===== Given information
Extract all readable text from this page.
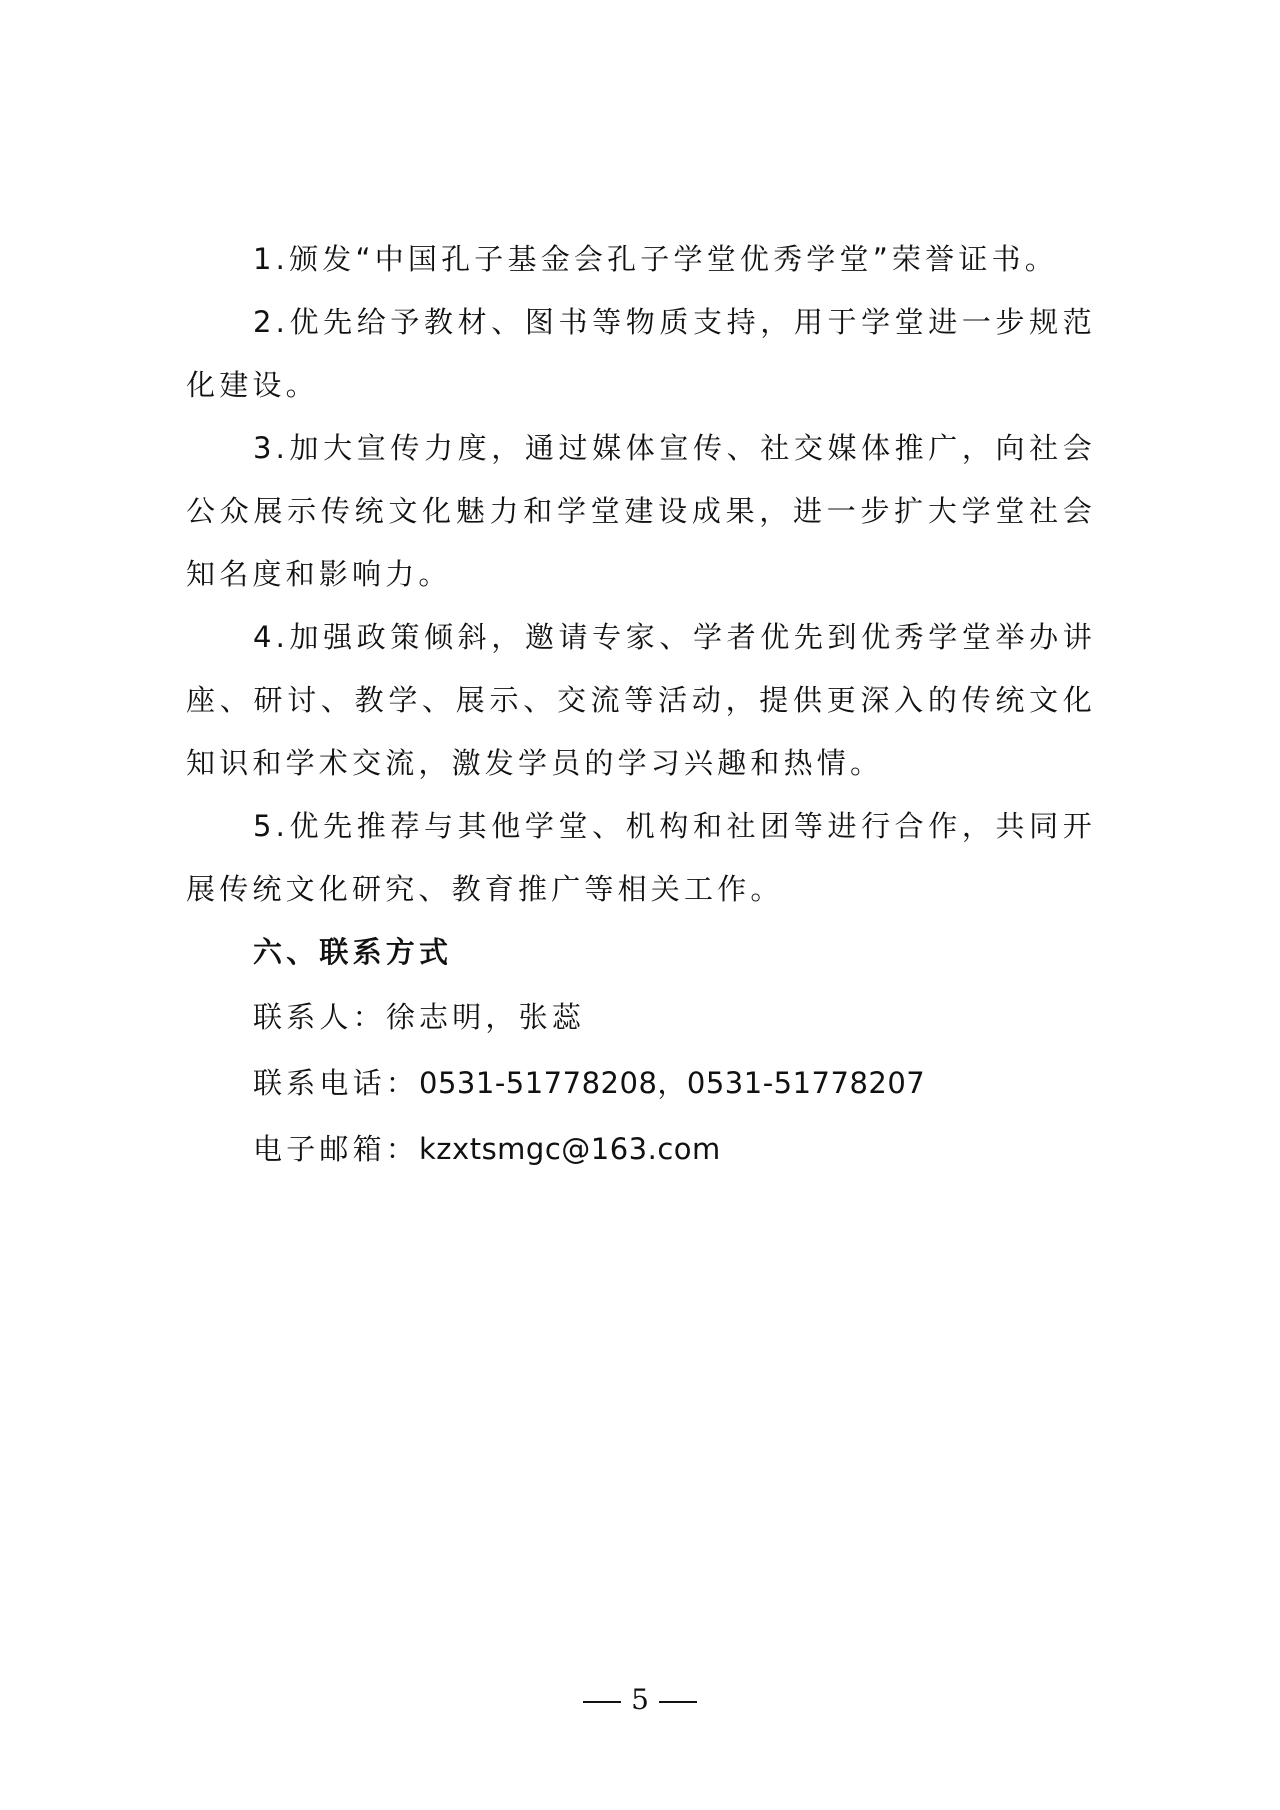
1.颁发“中国孔子基金会孔子学堂优秀学堂”荣誉证书。

2.优先给予教材、图书等物质支持，用于学堂进一步规范化建设。

3.加大宣传力度，通过媒体宣传、社交媒体推广，向社会公众展示传统文化魅力和学堂建设成果，进一步扩大学堂社会知名度和影响力。

4.加强政策倾斜，邀请专家、学者优先到优秀学堂举办讲座、研讨、教学、展示、交流等活动，提供更深入的传统文化知识和学术交流，激发学员的学习兴趣和热情。

5.优先推荐与其他学堂、机构和社团等进行合作，共同开展传统文化研究、教育推广等相关工作。

六、联系方式

联系人：徐志明，张蕊

联系电话：0531-51778208，0531-51778207

电子邮箱：kzxtsmgc@163.com

5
==========
Print each entry shown above with exact wording and no pictures.

→ **Output for this task**
Extract all readable text from this page.
1.颁发“中国孔子基金会孔子学堂优秀学堂”荣誉证书。

2.优先给予教材、图书等物质支持，用于学堂进一步规范化建设。

3.加大宣传力度，通过媒体宣传、社交媒体推广，向社会公众展示传统文化魅力和学堂建设成果，进一步扩大学堂社会知名度和影响力。

4.加强政策倾斜，邀请专家、学者优先到优秀学堂举办讲座、研讨、教学、展示、交流等活动，提供更深入的传统文化知识和学术交流，激发学员的学习兴趣和热情。

5.优先推荐与其他学堂、机构和社团等进行合作，共同开展传统文化研究、教育推广等相关工作。

六、联系方式

联系人：徐志明，张蕊

联系电话：0531-51778208，0531-51778207

电子邮箱：kzxtsmgc@163.com

5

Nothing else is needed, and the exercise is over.